_Exercise inputs_.
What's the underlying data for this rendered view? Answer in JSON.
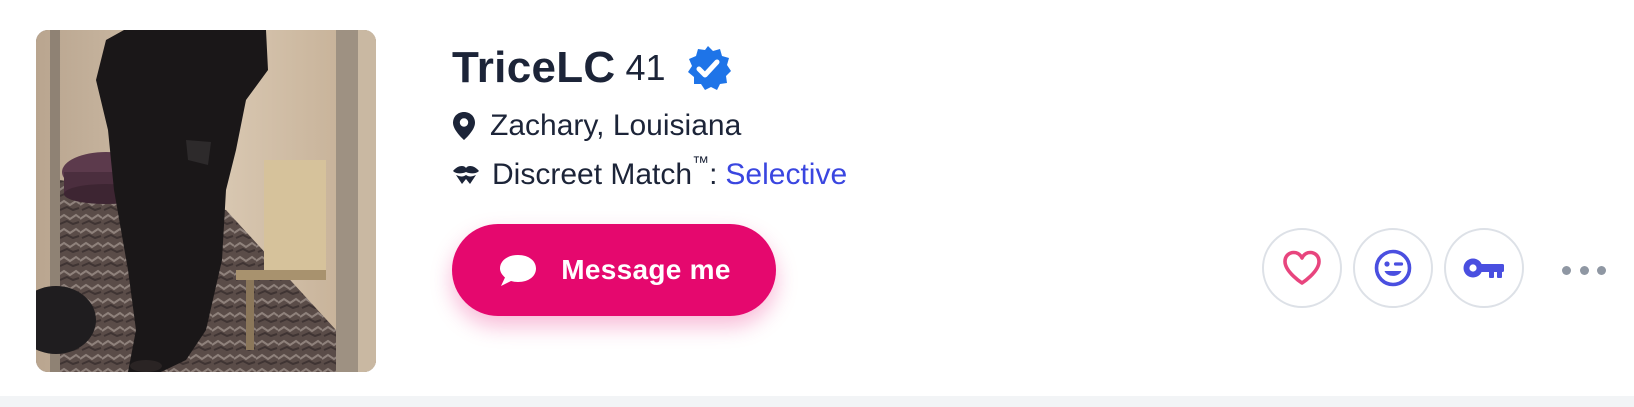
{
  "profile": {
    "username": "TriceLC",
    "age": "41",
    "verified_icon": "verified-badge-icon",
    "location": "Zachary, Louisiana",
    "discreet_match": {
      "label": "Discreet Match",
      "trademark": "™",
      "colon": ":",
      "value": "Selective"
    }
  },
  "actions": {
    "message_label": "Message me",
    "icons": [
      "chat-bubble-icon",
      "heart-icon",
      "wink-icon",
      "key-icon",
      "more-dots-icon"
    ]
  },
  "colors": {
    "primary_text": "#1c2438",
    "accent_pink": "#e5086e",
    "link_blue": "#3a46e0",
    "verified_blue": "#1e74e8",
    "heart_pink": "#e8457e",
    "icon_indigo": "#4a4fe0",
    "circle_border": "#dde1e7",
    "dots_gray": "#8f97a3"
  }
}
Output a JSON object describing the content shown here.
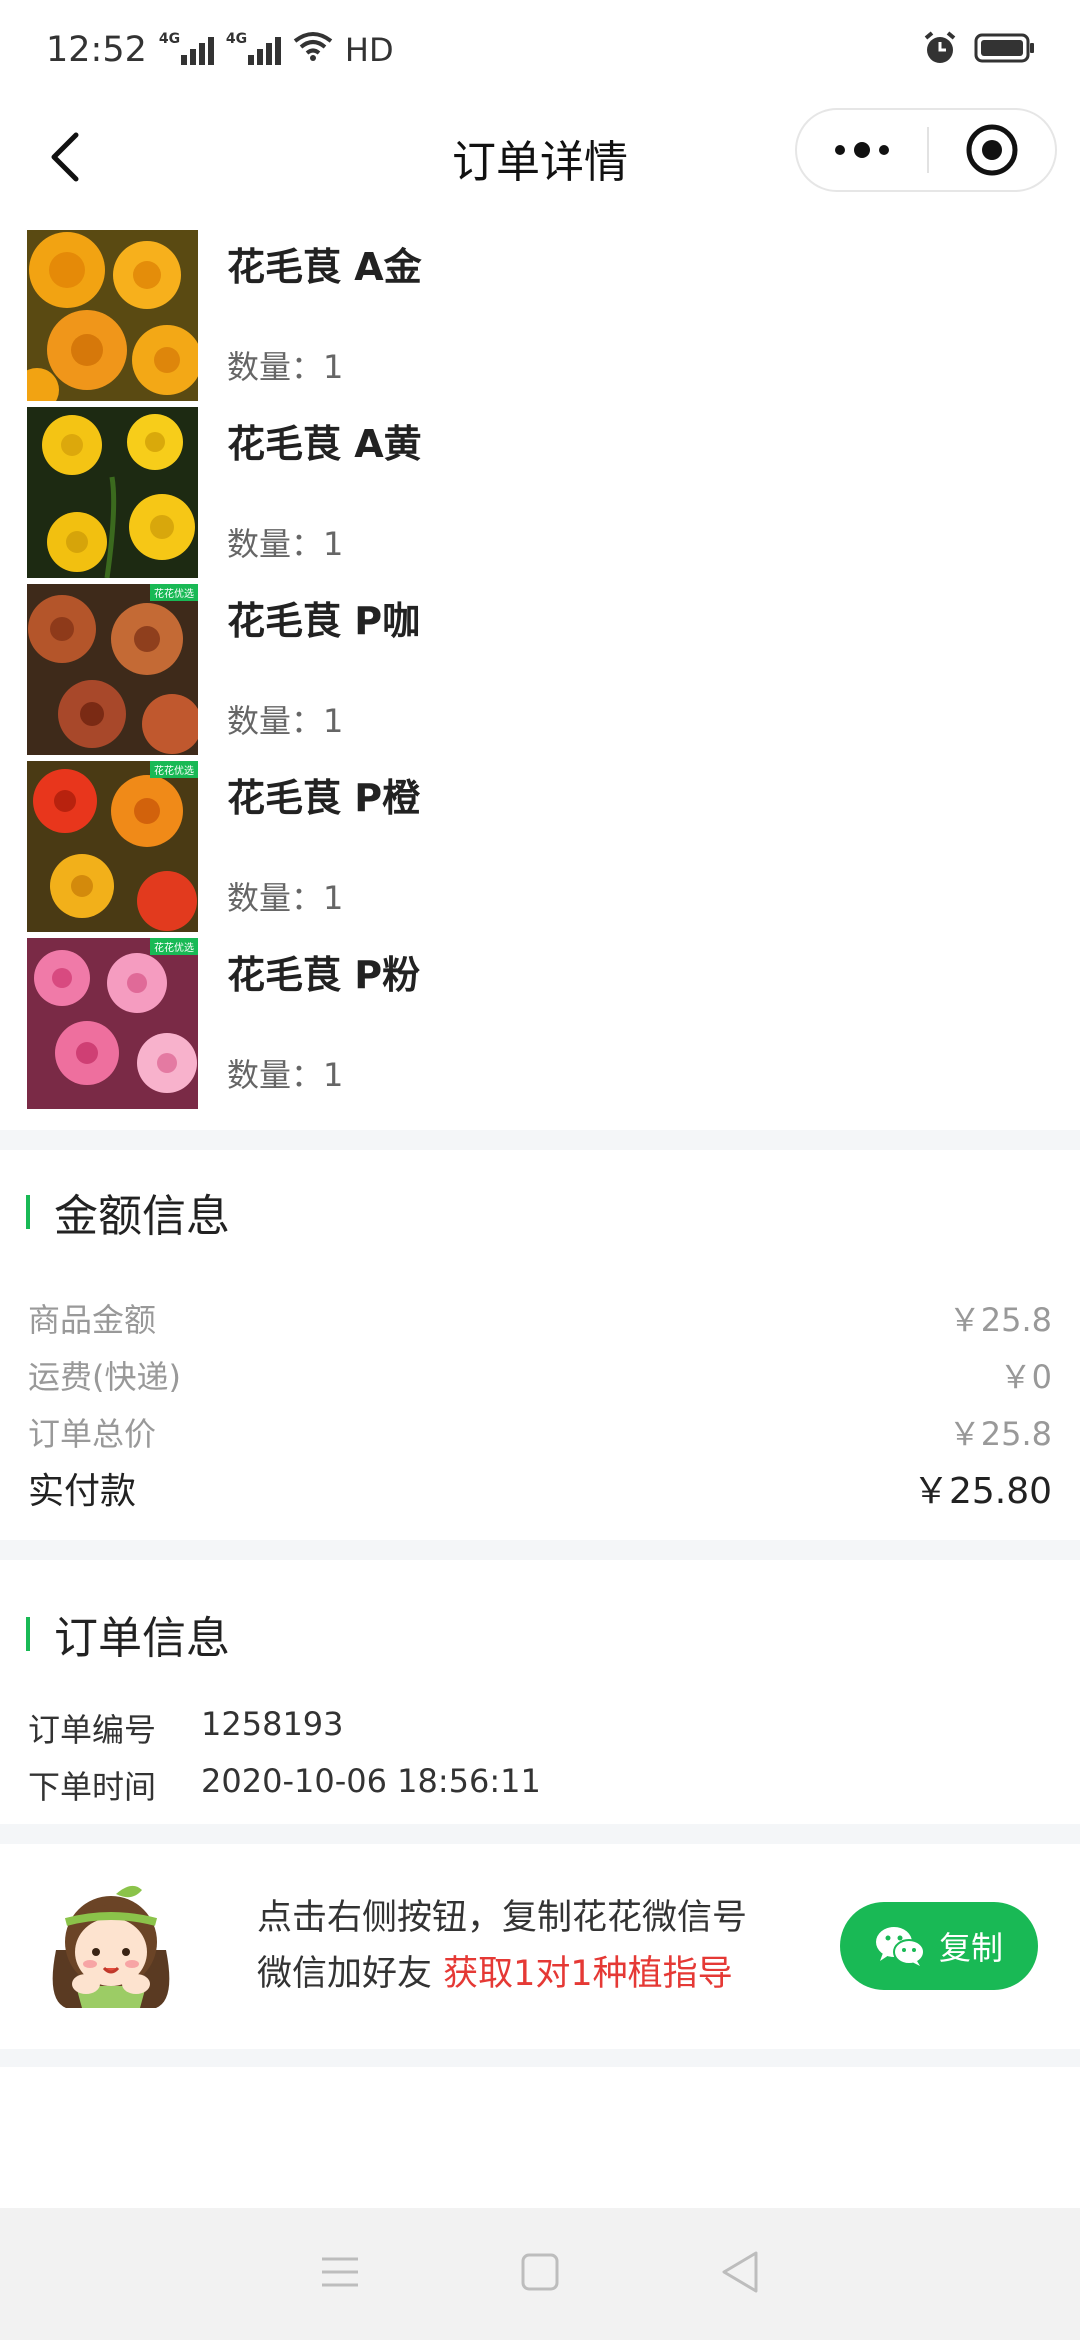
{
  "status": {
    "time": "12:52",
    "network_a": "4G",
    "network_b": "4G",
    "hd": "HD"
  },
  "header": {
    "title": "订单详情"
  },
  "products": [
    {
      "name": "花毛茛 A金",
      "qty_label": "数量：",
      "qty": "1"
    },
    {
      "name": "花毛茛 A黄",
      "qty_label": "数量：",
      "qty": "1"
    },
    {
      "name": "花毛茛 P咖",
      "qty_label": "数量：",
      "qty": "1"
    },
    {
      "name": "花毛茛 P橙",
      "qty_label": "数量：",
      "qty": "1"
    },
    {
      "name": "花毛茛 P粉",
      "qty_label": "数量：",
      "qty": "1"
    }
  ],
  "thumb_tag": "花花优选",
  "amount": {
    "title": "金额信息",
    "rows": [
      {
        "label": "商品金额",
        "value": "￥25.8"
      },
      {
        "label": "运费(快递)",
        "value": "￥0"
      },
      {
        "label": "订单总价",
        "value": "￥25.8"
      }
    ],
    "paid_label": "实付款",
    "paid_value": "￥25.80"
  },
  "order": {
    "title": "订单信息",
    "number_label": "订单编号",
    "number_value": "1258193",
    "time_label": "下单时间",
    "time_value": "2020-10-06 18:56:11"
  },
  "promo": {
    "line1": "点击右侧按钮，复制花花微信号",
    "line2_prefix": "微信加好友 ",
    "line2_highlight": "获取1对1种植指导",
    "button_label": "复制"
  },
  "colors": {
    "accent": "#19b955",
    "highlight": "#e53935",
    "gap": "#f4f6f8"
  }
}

_Task requirements_. Repeat everything in the records precisely. Images are excluded from the copy.

_Exercise solution_.
What's the underlying data for this rendered view? Answer in JSON.
{
  "profile": {
    "username": "TriceLC",
    "age": "41",
    "verified_icon": "verified-badge-icon",
    "location": "Zachary, Louisiana",
    "discreet_match": {
      "label": "Discreet Match",
      "trademark": "™",
      "colon": ":",
      "value": "Selective"
    }
  },
  "actions": {
    "message_label": "Message me",
    "icons": [
      "chat-bubble-icon",
      "heart-icon",
      "wink-icon",
      "key-icon",
      "more-dots-icon"
    ]
  },
  "colors": {
    "primary_text": "#1c2438",
    "accent_pink": "#e5086e",
    "link_blue": "#3a46e0",
    "verified_blue": "#1e74e8",
    "heart_pink": "#e8457e",
    "icon_indigo": "#4a4fe0",
    "circle_border": "#dde1e7",
    "dots_gray": "#8f97a3"
  }
}
Output a JSON object describing the content shown here.
{
  "status": {
    "time": "12:52",
    "network_a": "4G",
    "network_b": "4G",
    "hd": "HD"
  },
  "header": {
    "title": "订单详情"
  },
  "products": [
    {
      "name": "花毛茛 A金",
      "qty_label": "数量：",
      "qty": "1"
    },
    {
      "name": "花毛茛 A黄",
      "qty_label": "数量：",
      "qty": "1"
    },
    {
      "name": "花毛茛 P咖",
      "qty_label": "数量：",
      "qty": "1"
    },
    {
      "name": "花毛茛 P橙",
      "qty_label": "数量：",
      "qty": "1"
    },
    {
      "name": "花毛茛 P粉",
      "qty_label": "数量：",
      "qty": "1"
    }
  ],
  "thumb_tag": "花花优选",
  "amount": {
    "title": "金额信息",
    "rows": [
      {
        "label": "商品金额",
        "value": "￥25.8"
      },
      {
        "label": "运费(快递)",
        "value": "￥0"
      },
      {
        "label": "订单总价",
        "value": "￥25.8"
      }
    ],
    "paid_label": "实付款",
    "paid_value": "￥25.80"
  },
  "order": {
    "title": "订单信息",
    "number_label": "订单编号",
    "number_value": "1258193",
    "time_label": "下单时间",
    "time_value": "2020-10-06 18:56:11"
  },
  "promo": {
    "line1": "点击右侧按钮，复制花花微信号",
    "line2_prefix": "微信加好友 ",
    "line2_highlight": "获取1对1种植指导",
    "button_label": "复制"
  },
  "colors": {
    "accent": "#19b955",
    "highlight": "#e53935",
    "gap": "#f4f6f8"
  }
}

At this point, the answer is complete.